**Provided entries**
....................

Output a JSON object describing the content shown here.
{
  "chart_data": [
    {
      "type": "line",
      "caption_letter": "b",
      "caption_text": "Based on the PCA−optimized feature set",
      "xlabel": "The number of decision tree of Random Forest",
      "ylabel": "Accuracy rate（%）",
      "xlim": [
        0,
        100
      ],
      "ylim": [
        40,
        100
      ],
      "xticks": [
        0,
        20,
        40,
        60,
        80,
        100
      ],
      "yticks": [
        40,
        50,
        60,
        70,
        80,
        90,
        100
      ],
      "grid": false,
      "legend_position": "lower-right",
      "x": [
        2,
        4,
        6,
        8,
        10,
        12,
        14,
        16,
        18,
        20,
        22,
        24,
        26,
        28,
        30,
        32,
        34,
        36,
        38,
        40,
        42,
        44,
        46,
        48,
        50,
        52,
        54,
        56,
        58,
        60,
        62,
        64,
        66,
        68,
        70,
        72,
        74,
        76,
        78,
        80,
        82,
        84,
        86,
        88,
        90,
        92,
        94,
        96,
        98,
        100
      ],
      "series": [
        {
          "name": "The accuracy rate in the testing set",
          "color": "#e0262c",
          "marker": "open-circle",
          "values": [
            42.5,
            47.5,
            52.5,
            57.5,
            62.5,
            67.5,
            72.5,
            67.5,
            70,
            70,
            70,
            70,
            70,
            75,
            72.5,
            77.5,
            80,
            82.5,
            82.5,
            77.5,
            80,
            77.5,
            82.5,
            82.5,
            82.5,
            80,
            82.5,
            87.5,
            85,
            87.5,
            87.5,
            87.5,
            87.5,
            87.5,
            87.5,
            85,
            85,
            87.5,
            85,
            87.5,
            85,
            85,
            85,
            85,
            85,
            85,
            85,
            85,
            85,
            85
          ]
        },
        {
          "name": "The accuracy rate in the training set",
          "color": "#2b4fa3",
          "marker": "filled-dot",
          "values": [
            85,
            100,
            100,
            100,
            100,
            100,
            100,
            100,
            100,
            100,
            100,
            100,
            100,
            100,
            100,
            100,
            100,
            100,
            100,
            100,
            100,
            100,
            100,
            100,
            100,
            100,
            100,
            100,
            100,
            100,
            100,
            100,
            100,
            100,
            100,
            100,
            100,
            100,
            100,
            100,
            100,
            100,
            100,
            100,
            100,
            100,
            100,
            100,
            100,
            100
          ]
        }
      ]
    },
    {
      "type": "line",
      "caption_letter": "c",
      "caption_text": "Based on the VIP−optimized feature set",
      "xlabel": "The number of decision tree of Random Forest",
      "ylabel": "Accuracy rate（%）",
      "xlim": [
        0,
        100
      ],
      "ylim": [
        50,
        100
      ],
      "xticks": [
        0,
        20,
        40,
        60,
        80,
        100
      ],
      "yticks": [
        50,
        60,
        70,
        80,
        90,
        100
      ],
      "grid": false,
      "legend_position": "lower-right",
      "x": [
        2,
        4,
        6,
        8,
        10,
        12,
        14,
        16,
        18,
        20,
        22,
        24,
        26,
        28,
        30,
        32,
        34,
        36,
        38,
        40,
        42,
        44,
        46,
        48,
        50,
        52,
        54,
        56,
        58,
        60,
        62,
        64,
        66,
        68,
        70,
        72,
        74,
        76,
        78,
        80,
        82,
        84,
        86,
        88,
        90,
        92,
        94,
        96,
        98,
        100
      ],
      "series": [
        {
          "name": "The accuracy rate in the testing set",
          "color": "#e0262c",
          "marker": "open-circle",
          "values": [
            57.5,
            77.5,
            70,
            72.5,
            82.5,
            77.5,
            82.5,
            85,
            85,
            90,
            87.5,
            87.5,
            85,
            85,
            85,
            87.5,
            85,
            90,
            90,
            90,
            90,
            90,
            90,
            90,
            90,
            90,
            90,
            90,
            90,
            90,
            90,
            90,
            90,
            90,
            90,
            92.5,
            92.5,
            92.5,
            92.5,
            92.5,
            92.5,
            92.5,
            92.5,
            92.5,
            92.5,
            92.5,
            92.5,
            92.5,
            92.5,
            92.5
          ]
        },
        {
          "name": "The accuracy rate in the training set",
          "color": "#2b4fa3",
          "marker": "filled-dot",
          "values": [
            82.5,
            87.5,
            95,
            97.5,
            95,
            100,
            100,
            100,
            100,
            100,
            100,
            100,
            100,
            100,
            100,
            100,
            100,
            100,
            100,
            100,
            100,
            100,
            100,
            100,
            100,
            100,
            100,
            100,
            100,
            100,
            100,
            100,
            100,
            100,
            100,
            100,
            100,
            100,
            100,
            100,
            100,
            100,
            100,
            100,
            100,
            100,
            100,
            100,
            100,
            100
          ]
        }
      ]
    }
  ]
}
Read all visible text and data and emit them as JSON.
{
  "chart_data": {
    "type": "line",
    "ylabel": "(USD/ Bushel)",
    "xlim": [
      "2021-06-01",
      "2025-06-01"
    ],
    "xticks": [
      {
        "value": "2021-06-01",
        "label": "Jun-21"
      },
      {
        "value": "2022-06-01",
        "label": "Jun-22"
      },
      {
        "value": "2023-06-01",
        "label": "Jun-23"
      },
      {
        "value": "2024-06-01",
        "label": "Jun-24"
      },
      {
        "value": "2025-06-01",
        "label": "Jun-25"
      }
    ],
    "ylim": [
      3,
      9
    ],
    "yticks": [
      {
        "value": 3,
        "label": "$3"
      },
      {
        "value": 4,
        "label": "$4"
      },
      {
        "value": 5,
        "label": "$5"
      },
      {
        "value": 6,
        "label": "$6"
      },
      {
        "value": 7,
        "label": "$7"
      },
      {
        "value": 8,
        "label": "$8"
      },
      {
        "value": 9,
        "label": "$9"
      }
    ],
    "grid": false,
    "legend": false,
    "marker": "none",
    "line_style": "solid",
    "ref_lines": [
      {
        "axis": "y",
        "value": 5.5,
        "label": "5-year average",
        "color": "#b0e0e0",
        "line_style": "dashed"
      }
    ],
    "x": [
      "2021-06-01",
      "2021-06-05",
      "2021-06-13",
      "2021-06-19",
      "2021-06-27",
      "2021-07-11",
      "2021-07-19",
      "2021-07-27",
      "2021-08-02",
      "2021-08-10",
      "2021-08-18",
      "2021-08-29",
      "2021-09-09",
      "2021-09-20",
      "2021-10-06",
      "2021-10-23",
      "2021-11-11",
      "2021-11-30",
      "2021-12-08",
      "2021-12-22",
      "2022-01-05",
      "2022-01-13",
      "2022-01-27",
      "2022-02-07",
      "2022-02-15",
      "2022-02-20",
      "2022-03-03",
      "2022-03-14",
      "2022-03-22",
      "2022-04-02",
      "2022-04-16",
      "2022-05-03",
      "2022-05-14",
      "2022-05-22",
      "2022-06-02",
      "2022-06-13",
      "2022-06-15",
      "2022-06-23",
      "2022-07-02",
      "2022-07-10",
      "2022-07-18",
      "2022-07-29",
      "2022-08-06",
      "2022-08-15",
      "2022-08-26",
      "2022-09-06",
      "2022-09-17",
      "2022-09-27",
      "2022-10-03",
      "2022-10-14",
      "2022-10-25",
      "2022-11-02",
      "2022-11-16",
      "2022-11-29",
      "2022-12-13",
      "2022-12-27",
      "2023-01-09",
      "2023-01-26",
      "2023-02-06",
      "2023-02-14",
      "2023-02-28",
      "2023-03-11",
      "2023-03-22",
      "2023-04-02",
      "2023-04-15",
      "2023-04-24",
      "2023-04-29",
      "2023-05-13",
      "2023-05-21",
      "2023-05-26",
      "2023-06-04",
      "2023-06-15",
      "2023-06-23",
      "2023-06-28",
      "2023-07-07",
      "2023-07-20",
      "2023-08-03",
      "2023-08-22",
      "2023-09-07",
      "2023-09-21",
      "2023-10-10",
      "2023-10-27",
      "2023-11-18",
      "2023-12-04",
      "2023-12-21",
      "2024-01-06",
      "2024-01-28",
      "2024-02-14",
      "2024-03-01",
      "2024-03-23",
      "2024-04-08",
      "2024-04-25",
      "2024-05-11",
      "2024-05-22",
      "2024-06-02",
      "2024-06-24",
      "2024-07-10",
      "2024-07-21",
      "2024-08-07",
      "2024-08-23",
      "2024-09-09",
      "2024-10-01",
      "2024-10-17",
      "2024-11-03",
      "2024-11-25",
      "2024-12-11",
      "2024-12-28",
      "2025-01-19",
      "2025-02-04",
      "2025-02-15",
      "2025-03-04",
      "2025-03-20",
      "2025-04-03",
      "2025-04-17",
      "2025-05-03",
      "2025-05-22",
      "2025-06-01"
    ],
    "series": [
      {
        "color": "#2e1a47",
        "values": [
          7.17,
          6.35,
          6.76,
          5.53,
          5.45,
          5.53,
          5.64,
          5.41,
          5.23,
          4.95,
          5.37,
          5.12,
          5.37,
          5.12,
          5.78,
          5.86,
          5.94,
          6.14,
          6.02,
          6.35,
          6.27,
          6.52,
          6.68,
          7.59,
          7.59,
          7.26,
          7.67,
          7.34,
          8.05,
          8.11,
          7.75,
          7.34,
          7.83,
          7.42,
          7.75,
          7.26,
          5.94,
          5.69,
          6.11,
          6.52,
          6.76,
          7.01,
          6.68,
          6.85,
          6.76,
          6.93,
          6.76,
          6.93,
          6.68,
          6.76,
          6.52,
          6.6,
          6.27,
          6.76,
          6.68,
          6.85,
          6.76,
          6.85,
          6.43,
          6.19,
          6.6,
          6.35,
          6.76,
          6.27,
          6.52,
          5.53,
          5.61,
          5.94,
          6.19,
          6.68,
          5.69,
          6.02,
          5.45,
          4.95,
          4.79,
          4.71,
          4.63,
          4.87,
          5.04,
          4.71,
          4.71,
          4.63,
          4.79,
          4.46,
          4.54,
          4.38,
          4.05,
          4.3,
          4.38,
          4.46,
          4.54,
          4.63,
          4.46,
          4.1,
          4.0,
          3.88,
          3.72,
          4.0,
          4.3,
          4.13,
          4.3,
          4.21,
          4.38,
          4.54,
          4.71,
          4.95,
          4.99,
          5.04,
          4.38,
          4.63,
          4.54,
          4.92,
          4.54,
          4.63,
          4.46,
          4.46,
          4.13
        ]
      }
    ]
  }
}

....................

**Goal**
Say how many lines in the records hold the string "JSON", and say nothing else.

**Task output**
2